Every line below that holds the string "this" should be copied out.
>>>>>
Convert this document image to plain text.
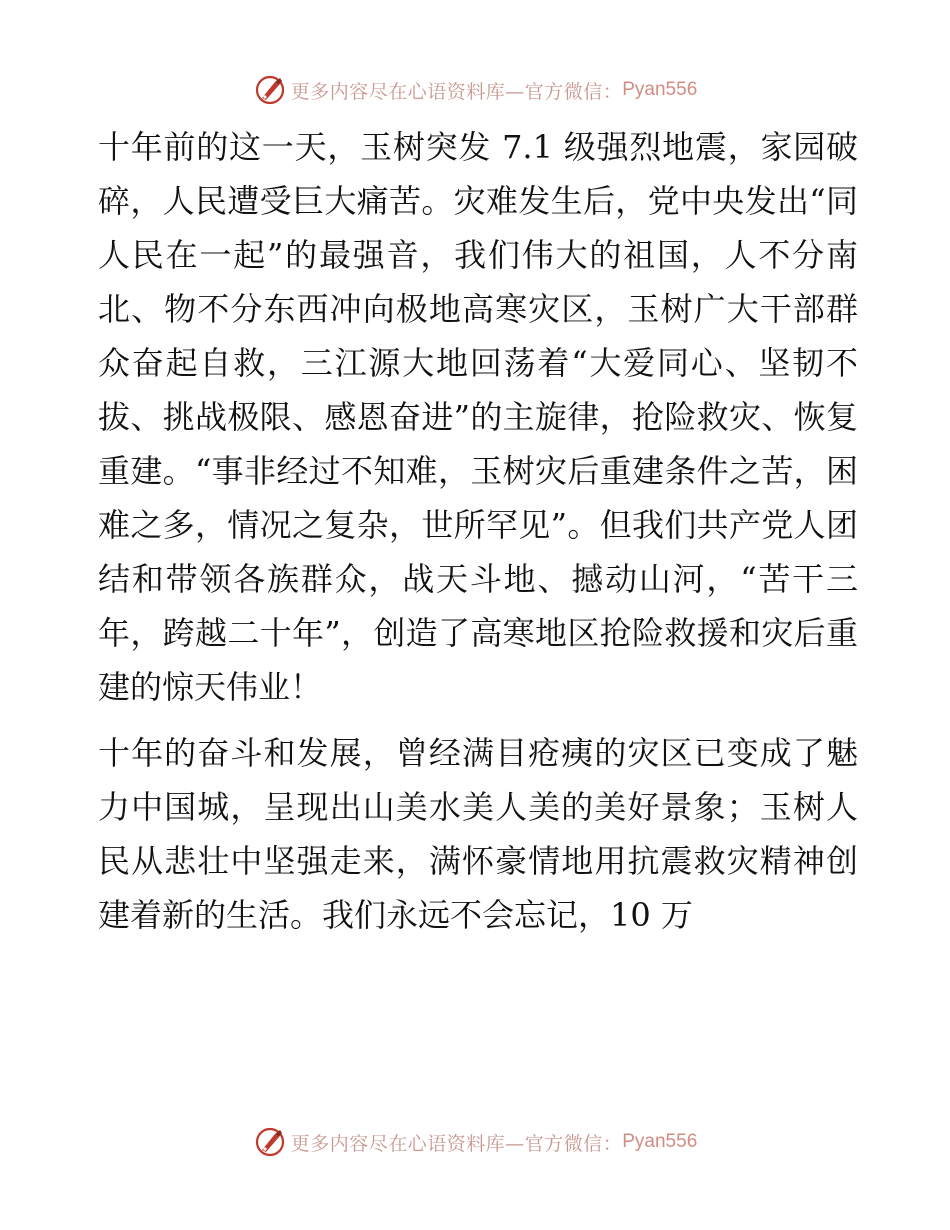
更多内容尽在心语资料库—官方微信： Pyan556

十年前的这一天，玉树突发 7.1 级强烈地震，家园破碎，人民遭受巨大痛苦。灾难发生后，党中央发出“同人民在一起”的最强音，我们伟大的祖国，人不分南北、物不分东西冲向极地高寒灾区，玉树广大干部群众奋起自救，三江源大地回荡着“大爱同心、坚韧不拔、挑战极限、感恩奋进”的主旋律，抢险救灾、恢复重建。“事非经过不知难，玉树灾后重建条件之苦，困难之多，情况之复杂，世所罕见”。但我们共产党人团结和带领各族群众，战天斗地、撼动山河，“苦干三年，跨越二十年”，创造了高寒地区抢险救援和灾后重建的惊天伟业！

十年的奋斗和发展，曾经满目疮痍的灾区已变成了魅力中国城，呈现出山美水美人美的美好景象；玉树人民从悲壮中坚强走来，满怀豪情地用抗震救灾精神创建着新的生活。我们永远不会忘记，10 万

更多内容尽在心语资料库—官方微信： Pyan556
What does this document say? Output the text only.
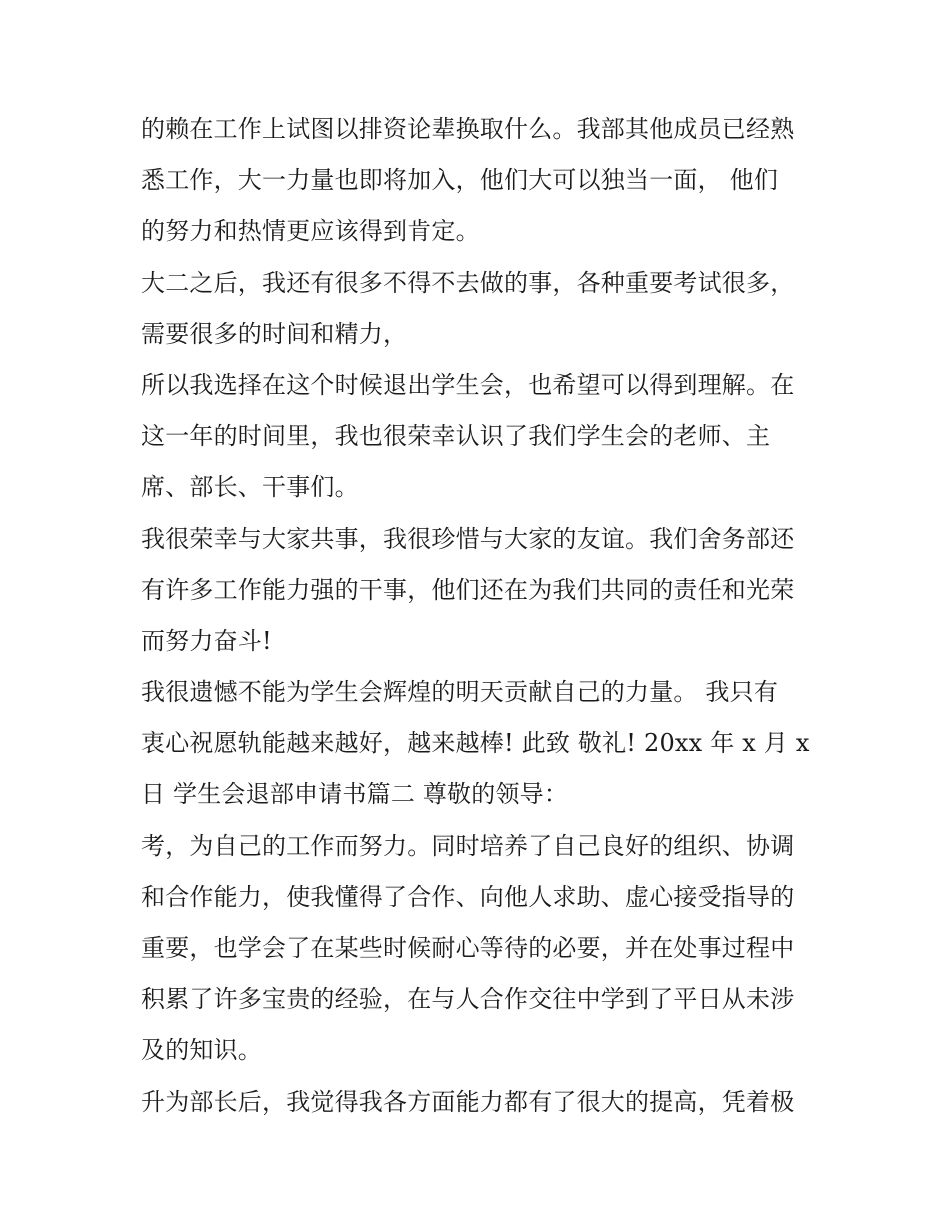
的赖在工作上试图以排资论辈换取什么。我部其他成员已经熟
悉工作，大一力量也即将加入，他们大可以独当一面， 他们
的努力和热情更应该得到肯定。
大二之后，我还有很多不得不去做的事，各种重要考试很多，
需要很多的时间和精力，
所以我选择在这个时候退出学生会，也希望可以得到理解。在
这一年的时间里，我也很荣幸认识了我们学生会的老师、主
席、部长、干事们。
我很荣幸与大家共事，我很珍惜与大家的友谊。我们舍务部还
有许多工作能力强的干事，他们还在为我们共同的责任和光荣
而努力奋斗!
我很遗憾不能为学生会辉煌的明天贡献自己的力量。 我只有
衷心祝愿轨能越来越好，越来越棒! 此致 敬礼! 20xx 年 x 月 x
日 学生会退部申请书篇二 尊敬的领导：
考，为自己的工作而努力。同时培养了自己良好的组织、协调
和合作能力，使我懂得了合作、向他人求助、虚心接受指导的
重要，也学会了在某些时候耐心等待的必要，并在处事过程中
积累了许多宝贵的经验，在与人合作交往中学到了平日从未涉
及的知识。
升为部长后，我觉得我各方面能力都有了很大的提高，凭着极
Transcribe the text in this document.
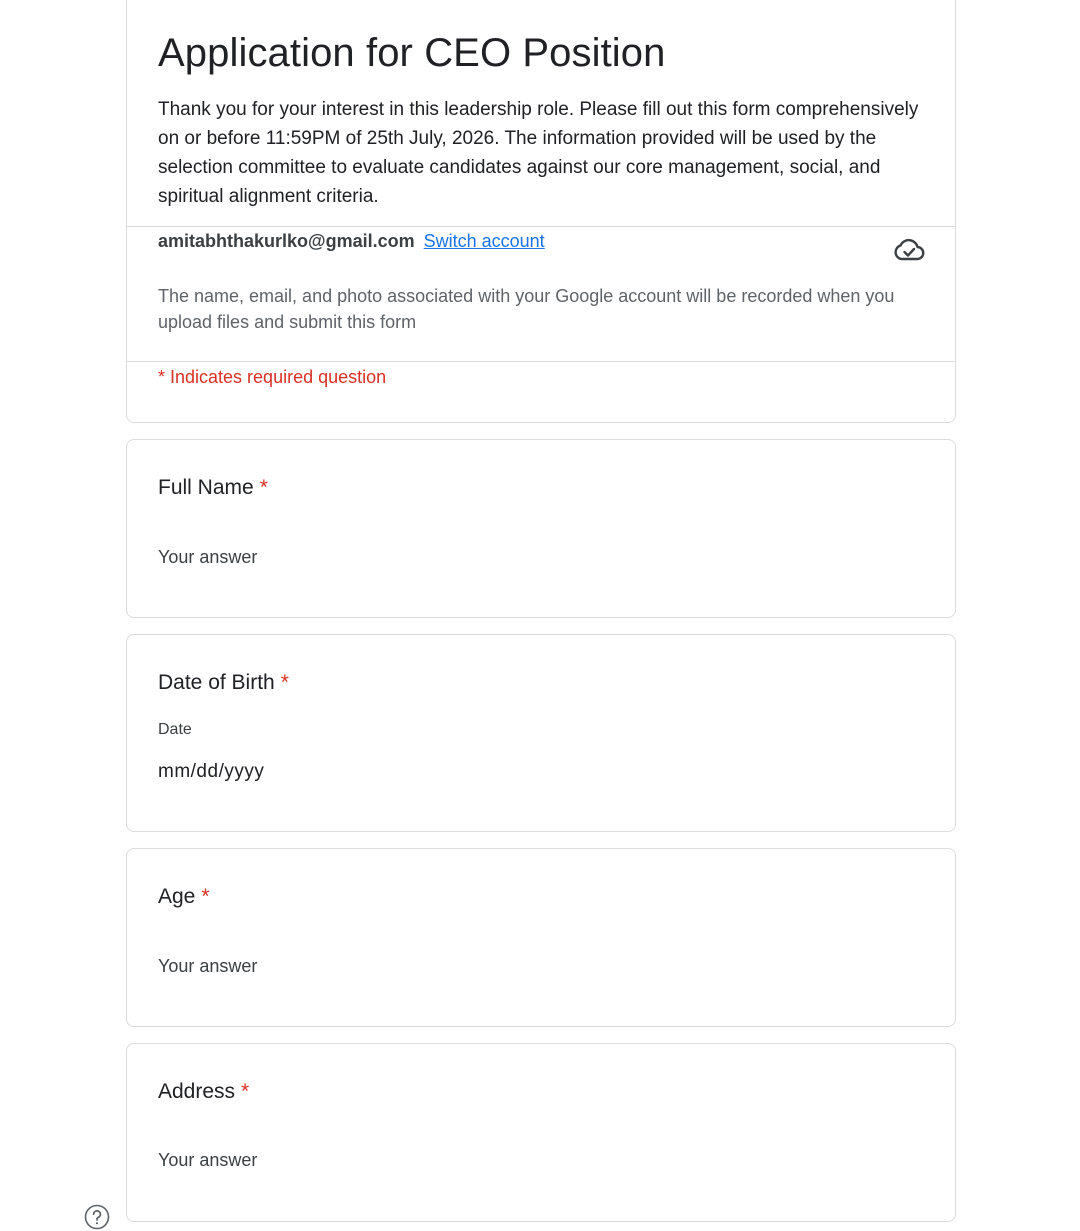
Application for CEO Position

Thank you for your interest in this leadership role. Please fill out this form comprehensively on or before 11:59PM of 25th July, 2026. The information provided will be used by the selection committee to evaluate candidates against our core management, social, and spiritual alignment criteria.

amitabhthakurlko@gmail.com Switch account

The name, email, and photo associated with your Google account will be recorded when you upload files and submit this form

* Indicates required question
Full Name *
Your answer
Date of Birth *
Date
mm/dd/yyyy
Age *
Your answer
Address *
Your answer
<<<<<
◆ Exercise result:
Convert this document image to plain text.
What does this document say? Output the text only.
Transcribe the text in this document.
Thank you for your interest in this leadership role. Please fill out this form comprehensively on or before 11:59PM of 25th July, 2026. The information provided will be used by the selection committee to evaluate candidates against our core management, social, and spiritual alignment criteria.
The name, email, and photo associated with your Google account will be recorded when you upload files and submit this form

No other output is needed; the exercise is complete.